Make an exact copy of the listing below.
..........
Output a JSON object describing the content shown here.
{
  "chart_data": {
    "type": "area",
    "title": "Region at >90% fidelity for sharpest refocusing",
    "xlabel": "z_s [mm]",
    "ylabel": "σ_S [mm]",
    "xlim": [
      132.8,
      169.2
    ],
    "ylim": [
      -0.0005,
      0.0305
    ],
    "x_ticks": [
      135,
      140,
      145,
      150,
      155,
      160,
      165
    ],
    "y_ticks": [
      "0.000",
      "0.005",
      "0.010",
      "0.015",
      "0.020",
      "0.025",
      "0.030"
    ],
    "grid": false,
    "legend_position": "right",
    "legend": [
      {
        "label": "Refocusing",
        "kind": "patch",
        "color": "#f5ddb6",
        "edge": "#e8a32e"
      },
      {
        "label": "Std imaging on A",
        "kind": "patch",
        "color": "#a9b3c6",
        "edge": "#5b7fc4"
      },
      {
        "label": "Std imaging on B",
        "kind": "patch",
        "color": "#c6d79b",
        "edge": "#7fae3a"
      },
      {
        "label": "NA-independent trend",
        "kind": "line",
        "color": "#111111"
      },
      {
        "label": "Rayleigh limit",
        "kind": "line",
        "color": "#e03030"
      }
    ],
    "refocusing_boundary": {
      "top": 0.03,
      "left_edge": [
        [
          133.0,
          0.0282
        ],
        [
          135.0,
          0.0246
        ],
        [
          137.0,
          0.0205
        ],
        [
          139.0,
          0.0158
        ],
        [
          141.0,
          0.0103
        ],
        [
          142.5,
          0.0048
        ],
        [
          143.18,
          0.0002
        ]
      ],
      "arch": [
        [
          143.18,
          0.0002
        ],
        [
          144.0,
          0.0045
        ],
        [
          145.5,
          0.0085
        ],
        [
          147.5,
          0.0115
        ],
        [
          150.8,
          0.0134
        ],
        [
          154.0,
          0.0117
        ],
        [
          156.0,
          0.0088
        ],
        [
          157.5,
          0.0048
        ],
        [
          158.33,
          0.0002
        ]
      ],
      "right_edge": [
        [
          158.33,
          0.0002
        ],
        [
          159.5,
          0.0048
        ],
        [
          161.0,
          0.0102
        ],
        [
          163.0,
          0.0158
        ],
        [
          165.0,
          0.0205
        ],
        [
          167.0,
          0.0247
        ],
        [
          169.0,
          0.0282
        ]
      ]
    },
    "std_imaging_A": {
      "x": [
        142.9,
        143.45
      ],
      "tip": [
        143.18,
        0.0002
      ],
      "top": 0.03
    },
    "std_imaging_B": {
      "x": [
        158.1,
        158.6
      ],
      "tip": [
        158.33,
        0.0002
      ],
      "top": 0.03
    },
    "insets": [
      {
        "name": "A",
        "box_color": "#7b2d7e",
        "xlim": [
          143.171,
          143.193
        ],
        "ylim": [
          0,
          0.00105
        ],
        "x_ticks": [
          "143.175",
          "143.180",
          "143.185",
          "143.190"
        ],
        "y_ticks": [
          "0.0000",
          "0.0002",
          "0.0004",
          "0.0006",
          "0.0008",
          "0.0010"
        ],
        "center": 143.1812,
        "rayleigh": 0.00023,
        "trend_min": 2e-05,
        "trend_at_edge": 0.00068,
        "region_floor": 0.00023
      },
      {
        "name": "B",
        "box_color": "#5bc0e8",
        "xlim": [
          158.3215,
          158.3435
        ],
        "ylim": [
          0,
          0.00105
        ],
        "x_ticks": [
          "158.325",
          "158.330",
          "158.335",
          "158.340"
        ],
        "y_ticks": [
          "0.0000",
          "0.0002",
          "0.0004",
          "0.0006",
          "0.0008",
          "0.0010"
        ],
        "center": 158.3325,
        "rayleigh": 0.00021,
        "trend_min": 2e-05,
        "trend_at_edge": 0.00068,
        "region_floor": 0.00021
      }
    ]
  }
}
..........
# [Result]
Output a JSON object describing the content shown here.
{
  "chart_data": {
    "type": "area",
    "title": "Region at >90% fidelity for sharpest refocusing",
    "xlabel": "z_s [mm]",
    "ylabel": "σ_S [mm]",
    "xlim": [
      132.8,
      169.2
    ],
    "ylim": [
      -0.0005,
      0.0305
    ],
    "x_ticks": [
      135,
      140,
      145,
      150,
      155,
      160,
      165
    ],
    "y_ticks": [
      "0.000",
      "0.005",
      "0.010",
      "0.015",
      "0.020",
      "0.025",
      "0.030"
    ],
    "grid": false,
    "legend_position": "right",
    "legend": [
      {
        "label": "Refocusing",
        "kind": "patch",
        "color": "#f5ddb6",
        "edge": "#e8a32e"
      },
      {
        "label": "Std imaging on A",
        "kind": "patch",
        "color": "#a9b3c6",
        "edge": "#5b7fc4"
      },
      {
        "label": "Std imaging on B",
        "kind": "patch",
        "color": "#c6d79b",
        "edge": "#7fae3a"
      },
      {
        "label": "NA-independent trend",
        "kind": "line",
        "color": "#111111"
      },
      {
        "label": "Rayleigh limit",
        "kind": "line",
        "color": "#e03030"
      }
    ],
    "refocusing_boundary": {
      "top": 0.03,
      "left_edge": [
        [
          133.0,
          0.0282
        ],
        [
          135.0,
          0.0246
        ],
        [
          137.0,
          0.0205
        ],
        [
          139.0,
          0.0158
        ],
        [
          141.0,
          0.0103
        ],
        [
          142.5,
          0.0048
        ],
        [
          143.18,
          0.0002
        ]
      ],
      "arch": [
        [
          143.18,
          0.0002
        ],
        [
          144.0,
          0.0045
        ],
        [
          145.5,
          0.0085
        ],
        [
          147.5,
          0.0115
        ],
        [
          150.8,
          0.0134
        ],
        [
          154.0,
          0.0117
        ],
        [
          156.0,
          0.0088
        ],
        [
          157.5,
          0.0048
        ],
        [
          158.33,
          0.0002
        ]
      ],
      "right_edge": [
        [
          158.33,
          0.0002
        ],
        [
          159.5,
          0.0048
        ],
        [
          161.0,
          0.0102
        ],
        [
          163.0,
          0.0158
        ],
        [
          165.0,
          0.0205
        ],
        [
          167.0,
          0.0247
        ],
        [
          169.0,
          0.0282
        ]
      ]
    },
    "std_imaging_A": {
      "x": [
        142.9,
        143.45
      ],
      "tip": [
        143.18,
        0.0002
      ],
      "top": 0.03
    },
    "std_imaging_B": {
      "x": [
        158.1,
        158.6
      ],
      "tip": [
        158.33,
        0.0002
      ],
      "top": 0.03
    },
    "insets": [
      {
        "name": "A",
        "box_color": "#7b2d7e",
        "xlim": [
          143.171,
          143.193
        ],
        "ylim": [
          0,
          0.00105
        ],
        "x_ticks": [
          "143.175",
          "143.180",
          "143.185",
          "143.190"
        ],
        "y_ticks": [
          "0.0000",
          "0.0002",
          "0.0004",
          "0.0006",
          "0.0008",
          "0.0010"
        ],
        "center": 143.1812,
        "rayleigh": 0.00023,
        "trend_min": 2e-05,
        "trend_at_edge": 0.00068,
        "region_floor": 0.00023
      },
      {
        "name": "B",
        "box_color": "#5bc0e8",
        "xlim": [
          158.3215,
          158.3435
        ],
        "ylim": [
          0,
          0.00105
        ],
        "x_ticks": [
          "158.325",
          "158.330",
          "158.335",
          "158.340"
        ],
        "y_ticks": [
          "0.0000",
          "0.0002",
          "0.0004",
          "0.0006",
          "0.0008",
          "0.0010"
        ],
        "center": 158.3325,
        "rayleigh": 0.00021,
        "trend_min": 2e-05,
        "trend_at_edge": 0.00068,
        "region_floor": 0.00021
      }
    ]
  }
}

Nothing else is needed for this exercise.